## Extract:

━━━━

Thursday, June 2, 2011

An Unfortunate Grackle

Feeding the Blue Jays a little while ago, a peculiar-looking dark bird caught my eye hanging around at the bottom of a cabbage palm. Something about it didn't seem right, and my immediate impression was that the base of the mandible might have been flared, like an Ani's. A Smooth-billed Ani right at my doorstep? Stranger things have been known to happen, I suppose.

But no such luck, for either myself or for the bird. What I had here was a juvenile Common Grackle with a grotesque bill deformity. Tumor-like nodules covered most of both the upper and lower mandibles. Possibly, they grew out of the forehead, too - some of the head feathers looked disheveled.

It was hanging around an adult Common Grackle, which occasionally fed him, so he's still being cared for despite his obvious disadvantages. Whether anyone besides a mother could love that face, I'd be interested to know. 

Poor little guy. If anyone has any information about what condition this is, or what causes it, please let us know in the comments.


  1. Wow, thats gnarly. That looks exactly like avian pox, which I saw a lot of on albatross on Midway. Its a mosquito-borne thing. At least with the albatross, it only affects young birds and may eventually just go away if the birds live that long. But it could be something else.

━━━━

Document understanding data:
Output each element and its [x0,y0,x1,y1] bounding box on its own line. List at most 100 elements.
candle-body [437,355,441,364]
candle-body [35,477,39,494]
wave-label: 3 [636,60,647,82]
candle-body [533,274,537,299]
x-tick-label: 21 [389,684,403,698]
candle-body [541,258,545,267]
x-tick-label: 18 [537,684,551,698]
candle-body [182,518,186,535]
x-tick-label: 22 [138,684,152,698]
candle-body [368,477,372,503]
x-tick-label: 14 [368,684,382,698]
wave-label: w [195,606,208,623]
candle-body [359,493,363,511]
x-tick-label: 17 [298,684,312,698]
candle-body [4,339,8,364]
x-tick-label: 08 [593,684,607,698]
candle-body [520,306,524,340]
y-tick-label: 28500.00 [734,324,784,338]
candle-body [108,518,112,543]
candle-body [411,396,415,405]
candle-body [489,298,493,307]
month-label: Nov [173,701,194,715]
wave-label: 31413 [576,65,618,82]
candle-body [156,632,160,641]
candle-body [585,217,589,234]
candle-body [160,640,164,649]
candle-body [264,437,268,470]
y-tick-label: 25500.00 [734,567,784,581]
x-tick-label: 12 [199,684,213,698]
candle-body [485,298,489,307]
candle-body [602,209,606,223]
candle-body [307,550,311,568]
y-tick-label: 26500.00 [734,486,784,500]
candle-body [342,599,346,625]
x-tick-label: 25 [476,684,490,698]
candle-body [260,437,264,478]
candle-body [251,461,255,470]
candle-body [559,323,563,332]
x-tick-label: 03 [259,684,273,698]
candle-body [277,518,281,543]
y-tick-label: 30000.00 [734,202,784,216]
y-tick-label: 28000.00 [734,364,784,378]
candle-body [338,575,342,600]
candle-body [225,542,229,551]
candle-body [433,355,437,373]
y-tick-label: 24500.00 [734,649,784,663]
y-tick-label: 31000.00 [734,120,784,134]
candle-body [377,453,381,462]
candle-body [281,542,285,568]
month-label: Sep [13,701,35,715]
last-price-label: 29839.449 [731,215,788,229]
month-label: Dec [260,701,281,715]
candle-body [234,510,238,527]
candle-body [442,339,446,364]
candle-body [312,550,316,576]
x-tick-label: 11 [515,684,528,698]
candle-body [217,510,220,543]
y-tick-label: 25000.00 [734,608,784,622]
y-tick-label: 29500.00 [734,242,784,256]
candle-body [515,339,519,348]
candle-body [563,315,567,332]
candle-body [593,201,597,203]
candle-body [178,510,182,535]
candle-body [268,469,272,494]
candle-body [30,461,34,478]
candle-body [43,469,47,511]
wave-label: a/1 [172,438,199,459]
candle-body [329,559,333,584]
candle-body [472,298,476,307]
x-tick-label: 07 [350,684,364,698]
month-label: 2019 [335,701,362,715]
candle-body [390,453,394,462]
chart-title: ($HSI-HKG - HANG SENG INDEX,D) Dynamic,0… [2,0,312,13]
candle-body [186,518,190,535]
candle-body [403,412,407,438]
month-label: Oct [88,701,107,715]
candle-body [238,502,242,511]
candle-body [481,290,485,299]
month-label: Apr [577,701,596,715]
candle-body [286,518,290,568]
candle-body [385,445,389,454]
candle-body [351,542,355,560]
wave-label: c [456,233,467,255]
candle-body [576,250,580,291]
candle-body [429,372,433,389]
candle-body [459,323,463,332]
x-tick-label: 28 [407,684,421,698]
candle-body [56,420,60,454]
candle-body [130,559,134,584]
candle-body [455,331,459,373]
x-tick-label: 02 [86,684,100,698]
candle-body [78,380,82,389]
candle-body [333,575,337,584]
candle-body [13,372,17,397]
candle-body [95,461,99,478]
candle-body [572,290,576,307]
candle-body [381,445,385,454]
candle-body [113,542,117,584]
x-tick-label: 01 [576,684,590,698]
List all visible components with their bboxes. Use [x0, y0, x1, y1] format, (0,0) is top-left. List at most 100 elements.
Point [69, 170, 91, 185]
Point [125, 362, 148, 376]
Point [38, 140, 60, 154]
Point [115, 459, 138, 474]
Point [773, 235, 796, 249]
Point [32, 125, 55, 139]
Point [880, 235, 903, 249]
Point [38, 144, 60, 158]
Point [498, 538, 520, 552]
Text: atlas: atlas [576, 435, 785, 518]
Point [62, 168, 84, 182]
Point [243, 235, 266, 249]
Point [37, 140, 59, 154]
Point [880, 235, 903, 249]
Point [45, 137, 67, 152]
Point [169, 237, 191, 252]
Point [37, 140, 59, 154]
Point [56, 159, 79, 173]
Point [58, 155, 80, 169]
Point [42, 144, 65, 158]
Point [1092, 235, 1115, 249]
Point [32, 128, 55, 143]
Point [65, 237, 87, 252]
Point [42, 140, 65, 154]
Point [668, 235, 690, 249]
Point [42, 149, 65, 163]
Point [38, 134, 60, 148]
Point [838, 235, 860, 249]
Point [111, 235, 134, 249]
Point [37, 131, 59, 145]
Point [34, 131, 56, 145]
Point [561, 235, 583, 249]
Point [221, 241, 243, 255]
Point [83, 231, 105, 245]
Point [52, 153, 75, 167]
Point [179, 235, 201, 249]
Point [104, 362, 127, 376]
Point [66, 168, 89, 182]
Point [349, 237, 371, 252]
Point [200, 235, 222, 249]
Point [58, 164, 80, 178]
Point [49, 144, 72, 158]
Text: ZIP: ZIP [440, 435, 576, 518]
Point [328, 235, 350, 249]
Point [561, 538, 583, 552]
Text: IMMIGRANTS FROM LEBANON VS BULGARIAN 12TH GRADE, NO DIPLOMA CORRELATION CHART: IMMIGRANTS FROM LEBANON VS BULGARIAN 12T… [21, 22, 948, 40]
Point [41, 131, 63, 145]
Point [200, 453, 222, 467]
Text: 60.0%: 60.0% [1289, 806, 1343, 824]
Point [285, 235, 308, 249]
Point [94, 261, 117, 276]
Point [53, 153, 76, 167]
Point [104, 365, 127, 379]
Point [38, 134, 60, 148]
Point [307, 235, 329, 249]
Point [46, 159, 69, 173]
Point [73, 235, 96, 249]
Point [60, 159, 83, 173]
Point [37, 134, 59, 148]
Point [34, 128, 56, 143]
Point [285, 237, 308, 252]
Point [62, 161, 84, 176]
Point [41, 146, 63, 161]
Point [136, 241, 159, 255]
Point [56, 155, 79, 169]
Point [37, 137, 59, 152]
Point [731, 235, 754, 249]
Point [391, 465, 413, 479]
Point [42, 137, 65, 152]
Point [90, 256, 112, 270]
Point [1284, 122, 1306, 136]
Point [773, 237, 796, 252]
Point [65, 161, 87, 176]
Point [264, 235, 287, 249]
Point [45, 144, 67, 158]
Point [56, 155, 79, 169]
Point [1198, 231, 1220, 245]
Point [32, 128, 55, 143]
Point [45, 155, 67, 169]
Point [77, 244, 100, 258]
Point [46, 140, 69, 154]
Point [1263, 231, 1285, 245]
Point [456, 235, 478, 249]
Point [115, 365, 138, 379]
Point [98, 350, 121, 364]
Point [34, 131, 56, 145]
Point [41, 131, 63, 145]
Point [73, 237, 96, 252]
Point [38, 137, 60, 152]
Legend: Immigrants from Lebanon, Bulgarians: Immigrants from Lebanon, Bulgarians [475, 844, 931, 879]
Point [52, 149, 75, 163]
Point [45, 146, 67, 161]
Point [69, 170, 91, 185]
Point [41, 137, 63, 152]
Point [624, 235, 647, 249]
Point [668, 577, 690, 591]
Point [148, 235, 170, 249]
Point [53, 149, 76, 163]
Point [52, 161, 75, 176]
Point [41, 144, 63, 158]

━━━━

## Task details:
Can you print everything in the grackle post from "Thursday, June 2, 2011" down to "happen, I suppose."?

## Answer:
Thursday, June 2, 2011

An Unfortunate Grackle

Feeding the Blue Jays a little while ago, a peculiar-looking dark bird caught my eye hanging around at the bottom of a cabbage palm. Something about it didn't seem right, and my immediate impression was that the base of the mandible might have been flared, like an Ani's. A Smooth-billed Ani right at my doorstep? Stranger things have been known to happen, I suppose.